_DATA ENTRIES_
_ _ _ _ _ _ _

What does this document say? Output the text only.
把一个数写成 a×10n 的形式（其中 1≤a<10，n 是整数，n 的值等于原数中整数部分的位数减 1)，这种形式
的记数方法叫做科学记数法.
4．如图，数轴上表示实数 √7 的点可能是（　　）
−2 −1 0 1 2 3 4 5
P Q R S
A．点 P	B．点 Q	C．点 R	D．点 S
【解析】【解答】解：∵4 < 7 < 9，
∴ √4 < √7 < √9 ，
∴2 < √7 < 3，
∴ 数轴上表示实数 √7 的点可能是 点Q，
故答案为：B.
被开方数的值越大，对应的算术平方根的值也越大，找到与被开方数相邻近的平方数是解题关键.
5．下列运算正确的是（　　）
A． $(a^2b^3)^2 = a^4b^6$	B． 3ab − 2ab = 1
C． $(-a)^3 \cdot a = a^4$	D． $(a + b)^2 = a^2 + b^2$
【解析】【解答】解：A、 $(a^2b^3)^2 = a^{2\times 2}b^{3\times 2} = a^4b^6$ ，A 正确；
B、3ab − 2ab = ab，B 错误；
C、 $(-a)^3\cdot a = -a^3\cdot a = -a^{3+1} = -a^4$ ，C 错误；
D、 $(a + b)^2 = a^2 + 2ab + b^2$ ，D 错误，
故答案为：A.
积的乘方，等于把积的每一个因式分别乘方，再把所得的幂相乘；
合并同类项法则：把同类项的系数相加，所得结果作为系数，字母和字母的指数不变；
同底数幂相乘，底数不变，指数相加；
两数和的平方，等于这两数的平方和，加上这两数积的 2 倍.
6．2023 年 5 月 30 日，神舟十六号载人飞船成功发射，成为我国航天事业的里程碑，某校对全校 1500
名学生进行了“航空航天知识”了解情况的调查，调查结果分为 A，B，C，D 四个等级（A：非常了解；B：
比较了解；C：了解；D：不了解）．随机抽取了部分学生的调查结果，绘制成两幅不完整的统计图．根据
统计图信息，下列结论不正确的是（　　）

_ _ _ _ _ _ _

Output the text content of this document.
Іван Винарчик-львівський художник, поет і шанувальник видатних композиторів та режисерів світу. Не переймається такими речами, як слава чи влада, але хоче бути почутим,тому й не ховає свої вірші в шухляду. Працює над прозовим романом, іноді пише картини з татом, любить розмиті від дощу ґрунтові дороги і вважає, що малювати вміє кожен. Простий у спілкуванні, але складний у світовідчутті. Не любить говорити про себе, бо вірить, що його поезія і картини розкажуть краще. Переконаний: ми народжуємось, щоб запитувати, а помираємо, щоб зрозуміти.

_ _ _ _ _ _ _

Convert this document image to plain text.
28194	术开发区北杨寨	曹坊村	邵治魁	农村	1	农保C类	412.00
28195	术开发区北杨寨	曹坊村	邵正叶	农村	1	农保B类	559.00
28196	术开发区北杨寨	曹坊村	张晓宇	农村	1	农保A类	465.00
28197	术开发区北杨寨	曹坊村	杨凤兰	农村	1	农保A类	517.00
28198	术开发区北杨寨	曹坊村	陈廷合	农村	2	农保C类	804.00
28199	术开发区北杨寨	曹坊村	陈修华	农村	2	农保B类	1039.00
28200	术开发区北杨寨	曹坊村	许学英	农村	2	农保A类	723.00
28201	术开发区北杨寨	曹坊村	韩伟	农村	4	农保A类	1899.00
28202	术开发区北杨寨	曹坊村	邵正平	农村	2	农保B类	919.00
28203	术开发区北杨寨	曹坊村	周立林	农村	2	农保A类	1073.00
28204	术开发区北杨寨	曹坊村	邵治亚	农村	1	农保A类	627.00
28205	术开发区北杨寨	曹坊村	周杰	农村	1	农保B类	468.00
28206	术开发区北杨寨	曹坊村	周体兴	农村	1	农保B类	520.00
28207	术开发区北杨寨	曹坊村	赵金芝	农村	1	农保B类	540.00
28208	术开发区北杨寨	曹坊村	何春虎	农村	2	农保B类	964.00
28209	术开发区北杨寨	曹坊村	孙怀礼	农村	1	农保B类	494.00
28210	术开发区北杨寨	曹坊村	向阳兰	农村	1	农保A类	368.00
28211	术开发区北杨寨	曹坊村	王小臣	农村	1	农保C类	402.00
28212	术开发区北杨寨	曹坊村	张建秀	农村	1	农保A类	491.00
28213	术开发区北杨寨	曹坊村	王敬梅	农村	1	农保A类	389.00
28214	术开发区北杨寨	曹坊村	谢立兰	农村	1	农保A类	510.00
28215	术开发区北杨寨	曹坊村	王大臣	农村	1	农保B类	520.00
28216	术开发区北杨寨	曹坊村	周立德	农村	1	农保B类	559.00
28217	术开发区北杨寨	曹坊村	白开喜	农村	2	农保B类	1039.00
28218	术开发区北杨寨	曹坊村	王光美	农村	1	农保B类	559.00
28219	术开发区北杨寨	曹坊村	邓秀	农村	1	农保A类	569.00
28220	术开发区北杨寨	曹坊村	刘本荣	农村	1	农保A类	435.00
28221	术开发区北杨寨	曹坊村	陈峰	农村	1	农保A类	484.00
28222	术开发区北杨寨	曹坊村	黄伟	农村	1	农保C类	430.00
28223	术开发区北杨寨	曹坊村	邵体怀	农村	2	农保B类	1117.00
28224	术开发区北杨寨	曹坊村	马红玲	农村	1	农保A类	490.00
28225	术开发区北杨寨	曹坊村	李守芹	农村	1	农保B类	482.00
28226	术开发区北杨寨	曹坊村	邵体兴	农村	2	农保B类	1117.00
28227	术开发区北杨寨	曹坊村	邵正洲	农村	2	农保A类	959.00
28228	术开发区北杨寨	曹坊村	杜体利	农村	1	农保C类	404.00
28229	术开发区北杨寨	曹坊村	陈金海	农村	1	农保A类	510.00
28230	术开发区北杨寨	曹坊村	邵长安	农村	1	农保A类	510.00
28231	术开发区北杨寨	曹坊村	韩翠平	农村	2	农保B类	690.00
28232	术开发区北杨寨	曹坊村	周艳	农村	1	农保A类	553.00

_ _ _ _ _ _ _

Lines that include the word "的点可能是" are to be extracted from the data above.

_WORKED SOLUTION_
4．如图，数轴上表示实数 √7 的点可能是（　　）
∴ 数轴上表示实数 √7 的点可能是 点Q，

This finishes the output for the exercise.